● **Stated task**: From the listing below, pick out each line with the word "title".

● **Extracted entries**:
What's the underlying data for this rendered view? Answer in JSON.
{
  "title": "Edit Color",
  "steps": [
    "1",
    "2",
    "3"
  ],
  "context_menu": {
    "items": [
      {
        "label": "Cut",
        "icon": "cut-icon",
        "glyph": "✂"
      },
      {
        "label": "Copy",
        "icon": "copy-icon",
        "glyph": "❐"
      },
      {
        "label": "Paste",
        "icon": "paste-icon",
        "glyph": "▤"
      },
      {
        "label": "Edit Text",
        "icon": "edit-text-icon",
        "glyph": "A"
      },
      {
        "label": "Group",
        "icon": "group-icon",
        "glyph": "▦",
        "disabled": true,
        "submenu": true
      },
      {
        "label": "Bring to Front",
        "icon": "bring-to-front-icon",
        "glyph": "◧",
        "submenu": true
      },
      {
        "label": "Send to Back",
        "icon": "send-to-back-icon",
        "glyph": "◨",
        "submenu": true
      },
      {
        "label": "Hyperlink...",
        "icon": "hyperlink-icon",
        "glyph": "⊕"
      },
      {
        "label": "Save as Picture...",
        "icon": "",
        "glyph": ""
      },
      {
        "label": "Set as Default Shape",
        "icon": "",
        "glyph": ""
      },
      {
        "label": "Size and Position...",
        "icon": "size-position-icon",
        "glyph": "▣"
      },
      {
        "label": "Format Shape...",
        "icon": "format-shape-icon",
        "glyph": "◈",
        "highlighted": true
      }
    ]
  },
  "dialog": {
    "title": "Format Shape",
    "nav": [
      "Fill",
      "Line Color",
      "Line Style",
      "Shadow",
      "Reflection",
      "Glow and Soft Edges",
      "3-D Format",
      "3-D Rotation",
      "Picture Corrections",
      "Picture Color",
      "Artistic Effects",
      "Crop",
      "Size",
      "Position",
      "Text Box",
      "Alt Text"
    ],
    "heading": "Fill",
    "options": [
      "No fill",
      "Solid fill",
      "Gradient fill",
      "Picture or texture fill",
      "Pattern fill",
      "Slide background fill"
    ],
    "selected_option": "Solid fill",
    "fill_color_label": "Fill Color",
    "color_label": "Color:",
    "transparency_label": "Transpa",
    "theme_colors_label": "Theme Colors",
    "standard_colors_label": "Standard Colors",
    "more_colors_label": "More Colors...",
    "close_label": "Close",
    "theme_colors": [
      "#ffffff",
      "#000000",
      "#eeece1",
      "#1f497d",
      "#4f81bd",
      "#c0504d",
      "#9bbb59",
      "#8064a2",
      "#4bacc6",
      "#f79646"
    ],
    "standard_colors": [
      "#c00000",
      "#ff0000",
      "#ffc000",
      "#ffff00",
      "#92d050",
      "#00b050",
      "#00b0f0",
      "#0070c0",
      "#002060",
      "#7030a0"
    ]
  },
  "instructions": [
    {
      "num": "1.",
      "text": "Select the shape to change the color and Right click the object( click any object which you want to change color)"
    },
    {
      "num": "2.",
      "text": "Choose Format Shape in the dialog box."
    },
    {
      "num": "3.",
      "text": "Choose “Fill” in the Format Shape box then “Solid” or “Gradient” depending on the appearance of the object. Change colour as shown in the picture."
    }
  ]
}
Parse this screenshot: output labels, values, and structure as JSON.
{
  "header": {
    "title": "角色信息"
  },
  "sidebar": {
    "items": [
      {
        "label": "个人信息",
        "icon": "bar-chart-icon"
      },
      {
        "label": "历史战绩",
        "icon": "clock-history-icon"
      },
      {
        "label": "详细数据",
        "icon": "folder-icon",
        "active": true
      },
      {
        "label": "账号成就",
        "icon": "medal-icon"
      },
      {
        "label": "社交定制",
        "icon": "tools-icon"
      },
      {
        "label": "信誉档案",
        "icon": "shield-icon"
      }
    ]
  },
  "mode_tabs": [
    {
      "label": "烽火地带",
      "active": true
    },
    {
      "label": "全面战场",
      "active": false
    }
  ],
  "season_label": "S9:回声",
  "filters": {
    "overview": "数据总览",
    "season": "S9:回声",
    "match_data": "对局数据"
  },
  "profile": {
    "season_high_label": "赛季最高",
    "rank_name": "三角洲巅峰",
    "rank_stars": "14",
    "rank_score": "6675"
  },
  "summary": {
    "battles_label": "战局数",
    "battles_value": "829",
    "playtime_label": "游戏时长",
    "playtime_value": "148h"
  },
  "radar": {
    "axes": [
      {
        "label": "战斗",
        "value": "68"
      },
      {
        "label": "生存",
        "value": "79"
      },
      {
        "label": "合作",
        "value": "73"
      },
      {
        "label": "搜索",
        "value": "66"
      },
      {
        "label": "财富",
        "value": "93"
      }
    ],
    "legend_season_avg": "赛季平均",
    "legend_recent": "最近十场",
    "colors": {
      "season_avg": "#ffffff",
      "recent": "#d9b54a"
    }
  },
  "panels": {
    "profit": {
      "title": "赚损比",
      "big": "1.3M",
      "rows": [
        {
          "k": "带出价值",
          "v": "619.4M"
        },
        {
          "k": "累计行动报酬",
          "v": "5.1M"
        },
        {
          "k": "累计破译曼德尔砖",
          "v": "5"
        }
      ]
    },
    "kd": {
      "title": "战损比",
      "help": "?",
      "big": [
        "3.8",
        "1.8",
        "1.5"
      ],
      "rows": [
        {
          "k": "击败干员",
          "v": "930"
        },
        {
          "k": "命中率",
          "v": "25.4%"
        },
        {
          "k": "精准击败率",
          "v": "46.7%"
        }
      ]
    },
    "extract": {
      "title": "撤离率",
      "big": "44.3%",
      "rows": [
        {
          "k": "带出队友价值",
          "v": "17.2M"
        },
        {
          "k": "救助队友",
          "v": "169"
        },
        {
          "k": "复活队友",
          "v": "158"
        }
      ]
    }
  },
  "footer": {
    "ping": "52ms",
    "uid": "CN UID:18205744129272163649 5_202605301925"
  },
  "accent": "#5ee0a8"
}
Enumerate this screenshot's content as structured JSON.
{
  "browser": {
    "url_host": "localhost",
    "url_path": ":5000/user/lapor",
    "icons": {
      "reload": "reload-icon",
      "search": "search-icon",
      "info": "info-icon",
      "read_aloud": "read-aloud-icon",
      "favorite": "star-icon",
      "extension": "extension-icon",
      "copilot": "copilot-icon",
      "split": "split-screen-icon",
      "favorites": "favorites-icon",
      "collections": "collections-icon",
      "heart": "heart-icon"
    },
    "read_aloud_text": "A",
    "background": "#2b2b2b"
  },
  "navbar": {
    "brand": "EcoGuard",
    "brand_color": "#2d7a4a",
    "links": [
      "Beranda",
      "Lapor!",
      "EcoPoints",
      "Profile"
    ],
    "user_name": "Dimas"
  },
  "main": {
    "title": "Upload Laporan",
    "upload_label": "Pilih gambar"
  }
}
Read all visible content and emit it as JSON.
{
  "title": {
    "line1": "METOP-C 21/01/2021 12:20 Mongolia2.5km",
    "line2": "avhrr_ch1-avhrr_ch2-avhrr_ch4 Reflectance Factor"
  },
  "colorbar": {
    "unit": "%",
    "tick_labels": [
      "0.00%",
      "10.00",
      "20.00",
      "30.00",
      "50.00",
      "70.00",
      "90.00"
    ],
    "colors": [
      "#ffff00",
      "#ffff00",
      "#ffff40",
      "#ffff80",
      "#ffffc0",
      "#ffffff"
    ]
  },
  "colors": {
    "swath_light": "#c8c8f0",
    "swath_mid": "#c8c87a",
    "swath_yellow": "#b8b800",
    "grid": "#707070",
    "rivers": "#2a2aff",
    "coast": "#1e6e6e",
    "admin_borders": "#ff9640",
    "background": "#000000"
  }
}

● **Output below**:
  "title": "Edit Color",
    "title": "Format Shape",
    "title": "角色信息"
      "title": "赚损比",
      "title": "战损比",
      "title": "撤离率",
    "title": "Upload Laporan",
  "title": {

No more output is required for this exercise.